TASK TO CARRY OUT: Output the data exactly, with every line intact.

Entries taken from a collection:
——————————

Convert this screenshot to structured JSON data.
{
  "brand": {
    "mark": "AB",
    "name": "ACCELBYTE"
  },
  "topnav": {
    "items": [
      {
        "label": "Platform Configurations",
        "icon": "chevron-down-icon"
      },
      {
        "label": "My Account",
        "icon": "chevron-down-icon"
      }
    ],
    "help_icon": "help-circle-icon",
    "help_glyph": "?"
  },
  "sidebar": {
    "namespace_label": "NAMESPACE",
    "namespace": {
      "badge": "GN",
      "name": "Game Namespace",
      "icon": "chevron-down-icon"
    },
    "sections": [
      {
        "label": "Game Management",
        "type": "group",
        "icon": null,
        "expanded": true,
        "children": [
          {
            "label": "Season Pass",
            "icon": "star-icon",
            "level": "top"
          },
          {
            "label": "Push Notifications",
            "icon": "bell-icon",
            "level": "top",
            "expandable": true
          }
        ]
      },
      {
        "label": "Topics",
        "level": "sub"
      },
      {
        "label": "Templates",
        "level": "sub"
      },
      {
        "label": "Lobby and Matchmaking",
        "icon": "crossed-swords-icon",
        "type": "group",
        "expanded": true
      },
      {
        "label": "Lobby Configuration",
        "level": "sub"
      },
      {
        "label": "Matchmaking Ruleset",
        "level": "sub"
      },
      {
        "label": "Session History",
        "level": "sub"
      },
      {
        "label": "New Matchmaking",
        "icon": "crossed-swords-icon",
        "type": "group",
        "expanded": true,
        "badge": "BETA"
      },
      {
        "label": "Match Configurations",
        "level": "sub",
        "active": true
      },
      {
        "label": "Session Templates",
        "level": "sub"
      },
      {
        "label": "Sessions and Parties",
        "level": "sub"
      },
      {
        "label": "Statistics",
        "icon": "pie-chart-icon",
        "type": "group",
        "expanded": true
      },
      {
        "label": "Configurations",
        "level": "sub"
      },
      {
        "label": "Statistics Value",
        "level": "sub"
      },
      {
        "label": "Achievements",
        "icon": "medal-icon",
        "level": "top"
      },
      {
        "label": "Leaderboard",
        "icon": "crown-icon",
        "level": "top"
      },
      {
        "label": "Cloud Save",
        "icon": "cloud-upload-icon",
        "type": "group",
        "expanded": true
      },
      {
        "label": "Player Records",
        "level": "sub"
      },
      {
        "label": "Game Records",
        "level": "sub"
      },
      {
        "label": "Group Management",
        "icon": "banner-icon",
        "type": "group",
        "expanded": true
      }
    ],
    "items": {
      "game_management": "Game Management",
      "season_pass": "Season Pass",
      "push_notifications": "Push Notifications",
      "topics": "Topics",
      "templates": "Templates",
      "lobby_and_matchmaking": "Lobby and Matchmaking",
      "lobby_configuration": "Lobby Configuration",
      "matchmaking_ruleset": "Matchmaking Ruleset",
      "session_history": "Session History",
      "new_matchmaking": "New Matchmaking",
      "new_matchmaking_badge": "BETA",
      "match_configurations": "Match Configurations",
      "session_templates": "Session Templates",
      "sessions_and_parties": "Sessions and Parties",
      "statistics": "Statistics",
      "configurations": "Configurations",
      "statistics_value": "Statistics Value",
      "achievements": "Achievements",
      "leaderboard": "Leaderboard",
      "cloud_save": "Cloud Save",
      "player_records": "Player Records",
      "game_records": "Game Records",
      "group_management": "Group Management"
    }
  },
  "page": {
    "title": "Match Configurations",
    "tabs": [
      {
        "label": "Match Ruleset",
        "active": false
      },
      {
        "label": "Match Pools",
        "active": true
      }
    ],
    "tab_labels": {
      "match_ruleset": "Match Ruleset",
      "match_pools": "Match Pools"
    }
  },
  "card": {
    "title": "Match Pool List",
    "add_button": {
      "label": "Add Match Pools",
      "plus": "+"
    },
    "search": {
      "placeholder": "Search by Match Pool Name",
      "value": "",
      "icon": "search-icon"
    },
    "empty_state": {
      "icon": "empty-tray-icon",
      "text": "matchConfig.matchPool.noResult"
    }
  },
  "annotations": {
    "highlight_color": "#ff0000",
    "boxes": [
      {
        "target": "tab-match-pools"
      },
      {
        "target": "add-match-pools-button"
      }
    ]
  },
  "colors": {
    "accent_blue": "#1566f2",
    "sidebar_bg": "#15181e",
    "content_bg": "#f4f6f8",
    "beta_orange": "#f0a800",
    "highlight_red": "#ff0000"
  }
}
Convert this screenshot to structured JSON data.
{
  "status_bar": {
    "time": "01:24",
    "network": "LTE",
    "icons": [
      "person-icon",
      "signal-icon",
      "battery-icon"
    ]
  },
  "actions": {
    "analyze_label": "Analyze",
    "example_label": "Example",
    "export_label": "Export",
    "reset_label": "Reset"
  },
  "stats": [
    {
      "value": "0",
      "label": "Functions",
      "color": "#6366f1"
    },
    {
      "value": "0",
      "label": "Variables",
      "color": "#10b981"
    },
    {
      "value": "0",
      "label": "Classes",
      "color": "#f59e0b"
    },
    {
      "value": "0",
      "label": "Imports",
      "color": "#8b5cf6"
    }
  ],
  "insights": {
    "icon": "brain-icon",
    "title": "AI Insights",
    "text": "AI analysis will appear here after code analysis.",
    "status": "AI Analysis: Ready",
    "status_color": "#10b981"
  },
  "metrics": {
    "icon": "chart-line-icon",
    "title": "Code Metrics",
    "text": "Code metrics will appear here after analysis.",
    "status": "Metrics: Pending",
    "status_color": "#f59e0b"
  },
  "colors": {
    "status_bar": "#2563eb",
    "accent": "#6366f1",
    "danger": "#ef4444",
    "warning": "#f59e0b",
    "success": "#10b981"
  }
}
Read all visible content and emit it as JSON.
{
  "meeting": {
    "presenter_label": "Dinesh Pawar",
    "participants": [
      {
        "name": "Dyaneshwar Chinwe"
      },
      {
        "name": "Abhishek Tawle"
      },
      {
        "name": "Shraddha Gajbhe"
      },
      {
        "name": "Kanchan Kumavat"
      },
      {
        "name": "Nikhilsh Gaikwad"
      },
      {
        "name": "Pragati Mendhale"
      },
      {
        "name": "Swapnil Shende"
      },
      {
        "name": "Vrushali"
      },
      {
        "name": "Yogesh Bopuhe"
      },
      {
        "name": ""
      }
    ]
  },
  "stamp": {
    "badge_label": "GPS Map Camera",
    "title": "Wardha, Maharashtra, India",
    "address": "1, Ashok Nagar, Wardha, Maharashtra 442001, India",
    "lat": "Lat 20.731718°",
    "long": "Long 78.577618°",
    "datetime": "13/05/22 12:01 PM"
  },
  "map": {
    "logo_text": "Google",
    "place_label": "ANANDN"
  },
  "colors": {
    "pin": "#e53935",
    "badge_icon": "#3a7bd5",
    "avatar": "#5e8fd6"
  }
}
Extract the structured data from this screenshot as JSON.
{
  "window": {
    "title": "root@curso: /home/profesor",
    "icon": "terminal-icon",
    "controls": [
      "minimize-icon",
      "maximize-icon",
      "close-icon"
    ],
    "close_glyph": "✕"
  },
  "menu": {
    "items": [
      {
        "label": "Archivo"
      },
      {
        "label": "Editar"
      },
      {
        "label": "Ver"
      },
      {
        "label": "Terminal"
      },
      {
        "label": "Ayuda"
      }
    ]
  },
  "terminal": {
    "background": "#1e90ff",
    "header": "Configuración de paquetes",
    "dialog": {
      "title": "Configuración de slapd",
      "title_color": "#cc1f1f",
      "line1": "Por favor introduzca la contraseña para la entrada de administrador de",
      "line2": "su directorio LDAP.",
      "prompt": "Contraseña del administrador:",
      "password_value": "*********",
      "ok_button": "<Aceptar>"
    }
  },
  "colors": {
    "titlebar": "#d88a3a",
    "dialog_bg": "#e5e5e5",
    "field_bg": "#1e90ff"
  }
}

——————————

SOLUTION TO THIS TASK:
Convert this screenshot to structured JSON data.
{
  "brand": {
    "mark": "AB",
    "name": "ACCELBYTE"
  },
  "topnav": {
    "items": [
      {
        "label": "Platform Configurations",
        "icon": "chevron-down-icon"
      },
      {
        "label": "My Account",
        "icon": "chevron-down-icon"
      }
    ],
    "help_icon": "help-circle-icon",
    "help_glyph": "?"
  },
  "sidebar": {
    "namespace_label": "NAMESPACE",
    "namespace": {
      "badge": "GN",
      "name": "Game Namespace",
      "icon": "chevron-down-icon"
    },
    "sections": [
      {
        "label": "Game Management",
        "type": "group",
        "icon": null,
        "expanded": true,
        "children": [
          {
            "label": "Season Pass",
            "icon": "star-icon",
            "level": "top"
          },
          {
            "label": "Push Notifications",
            "icon": "bell-icon",
            "level": "top",
            "expandable": true
          }
        ]
      },
      {
        "label": "Topics",
        "level": "sub"
      },
      {
        "label": "Templates",
        "level": "sub"
      },
      {
        "label": "Lobby and Matchmaking",
        "icon": "crossed-swords-icon",
        "type": "group",
        "expanded": true
      },
      {
        "label": "Lobby Configuration",
        "level": "sub"
      },
      {
        "label": "Matchmaking Ruleset",
        "level": "sub"
      },
      {
        "label": "Session History",
        "level": "sub"
      },
      {
        "label": "New Matchmaking",
        "icon": "crossed-swords-icon",
        "type": "group",
        "expanded": true,
        "badge": "BETA"
      },
      {
        "label": "Match Configurations",
        "level": "sub",
        "active": true
      },
      {
        "label": "Session Templates",
        "level": "sub"
      },
      {
        "label": "Sessions and Parties",
        "level": "sub"
      },
      {
        "label": "Statistics",
        "icon": "pie-chart-icon",
        "type": "group",
        "expanded": true
      },
      {
        "label": "Configurations",
        "level": "sub"
      },
      {
        "label": "Statistics Value",
        "level": "sub"
      },
      {
        "label": "Achievements",
        "icon": "medal-icon",
        "level": "top"
      },
      {
        "label": "Leaderboard",
        "icon": "crown-icon",
        "level": "top"
      },
      {
        "label": "Cloud Save",
        "icon": "cloud-upload-icon",
        "type": "group",
        "expanded": true
      },
      {
        "label": "Player Records",
        "level": "sub"
      },
      {
        "label": "Game Records",
        "level": "sub"
      },
      {
        "label": "Group Management",
        "icon": "banner-icon",
        "type": "group",
        "expanded": true
      }
    ],
    "items": {
      "game_management": "Game Management",
      "season_pass": "Season Pass",
      "push_notifications": "Push Notifications",
      "topics": "Topics",
      "templates": "Templates",
      "lobby_and_matchmaking": "Lobby and Matchmaking",
      "lobby_configuration": "Lobby Configuration",
      "matchmaking_ruleset": "Matchmaking Ruleset",
      "session_history": "Session History",
      "new_matchmaking": "New Matchmaking",
      "new_matchmaking_badge": "BETA",
      "match_configurations": "Match Configurations",
      "session_templates": "Session Templates",
      "sessions_and_parties": "Sessions and Parties",
      "statistics": "Statistics",
      "configurations": "Configurations",
      "statistics_value": "Statistics Value",
      "achievements": "Achievements",
      "leaderboard": "Leaderboard",
      "cloud_save": "Cloud Save",
      "player_records": "Player Records",
      "game_records": "Game Records",
      "group_management": "Group Management"
    }
  },
  "page": {
    "title": "Match Configurations",
    "tabs": [
      {
        "label": "Match Ruleset",
        "active": false
      },
      {
        "label": "Match Pools",
        "active": true
      }
    ],
    "tab_labels": {
      "match_ruleset": "Match Ruleset",
      "match_pools": "Match Pools"
    }
  },
  "card": {
    "title": "Match Pool List",
    "add_button": {
      "label": "Add Match Pools",
      "plus": "+"
    },
    "search": {
      "placeholder": "Search by Match Pool Name",
      "value": "",
      "icon": "search-icon"
    },
    "empty_state": {
      "icon": "empty-tray-icon",
      "text": "matchConfig.matchPool.noResult"
    }
  },
  "annotations": {
    "highlight_color": "#ff0000",
    "boxes": [
      {
        "target": "tab-match-pools"
      },
      {
        "target": "add-match-pools-button"
      }
    ]
  },
  "colors": {
    "accent_blue": "#1566f2",
    "sidebar_bg": "#15181e",
    "content_bg": "#f4f6f8",
    "beta_orange": "#f0a800",
    "highlight_red": "#ff0000"
  }
}
Convert this screenshot to structured JSON data.
{
  "status_bar": {
    "time": "01:24",
    "network": "LTE",
    "icons": [
      "person-icon",
      "signal-icon",
      "battery-icon"
    ]
  },
  "actions": {
    "analyze_label": "Analyze",
    "example_label": "Example",
    "export_label": "Export",
    "reset_label": "Reset"
  },
  "stats": [
    {
      "value": "0",
      "label": "Functions",
      "color": "#6366f1"
    },
    {
      "value": "0",
      "label": "Variables",
      "color": "#10b981"
    },
    {
      "value": "0",
      "label": "Classes",
      "color": "#f59e0b"
    },
    {
      "value": "0",
      "label": "Imports",
      "color": "#8b5cf6"
    }
  ],
  "insights": {
    "icon": "brain-icon",
    "title": "AI Insights",
    "text": "AI analysis will appear here after code analysis.",
    "status": "AI Analysis: Ready",
    "status_color": "#10b981"
  },
  "metrics": {
    "icon": "chart-line-icon",
    "title": "Code Metrics",
    "text": "Code metrics will appear here after analysis.",
    "status": "Metrics: Pending",
    "status_color": "#f59e0b"
  },
  "colors": {
    "status_bar": "#2563eb",
    "accent": "#6366f1",
    "danger": "#ef4444",
    "warning": "#f59e0b",
    "success": "#10b981"
  }
}
Read all visible content and emit it as JSON.
{
  "meeting": {
    "presenter_label": "Dinesh Pawar",
    "participants": [
      {
        "name": "Dyaneshwar Chinwe"
      },
      {
        "name": "Abhishek Tawle"
      },
      {
        "name": "Shraddha Gajbhe"
      },
      {
        "name": "Kanchan Kumavat"
      },
      {
        "name": "Nikhilsh Gaikwad"
      },
      {
        "name": "Pragati Mendhale"
      },
      {
        "name": "Swapnil Shende"
      },
      {
        "name": "Vrushali"
      },
      {
        "name": "Yogesh Bopuhe"
      },
      {
        "name": ""
      }
    ]
  },
  "stamp": {
    "badge_label": "GPS Map Camera",
    "title": "Wardha, Maharashtra, India",
    "address": "1, Ashok Nagar, Wardha, Maharashtra 442001, India",
    "lat": "Lat 20.731718°",
    "long": "Long 78.577618°",
    "datetime": "13/05/22 12:01 PM"
  },
  "map": {
    "logo_text": "Google",
    "place_label": "ANANDN"
  },
  "colors": {
    "pin": "#e53935",
    "badge_icon": "#3a7bd5",
    "avatar": "#5e8fd6"
  }
}
Extract the structured data from this screenshot as JSON.
{
  "window": {
    "title": "root@curso: /home/profesor",
    "icon": "terminal-icon",
    "controls": [
      "minimize-icon",
      "maximize-icon",
      "close-icon"
    ],
    "close_glyph": "✕"
  },
  "menu": {
    "items": [
      {
        "label": "Archivo"
      },
      {
        "label": "Editar"
      },
      {
        "label": "Ver"
      },
      {
        "label": "Terminal"
      },
      {
        "label": "Ayuda"
      }
    ]
  },
  "terminal": {
    "background": "#1e90ff",
    "header": "Configuración de paquetes",
    "dialog": {
      "title": "Configuración de slapd",
      "title_color": "#cc1f1f",
      "line1": "Por favor introduzca la contraseña para la entrada de administrador de",
      "line2": "su directorio LDAP.",
      "prompt": "Contraseña del administrador:",
      "password_value": "*********",
      "ok_button": "<Aceptar>"
    }
  },
  "colors": {
    "titlebar": "#d88a3a",
    "dialog_bg": "#e5e5e5",
    "field_bg": "#1e90ff"
  }
}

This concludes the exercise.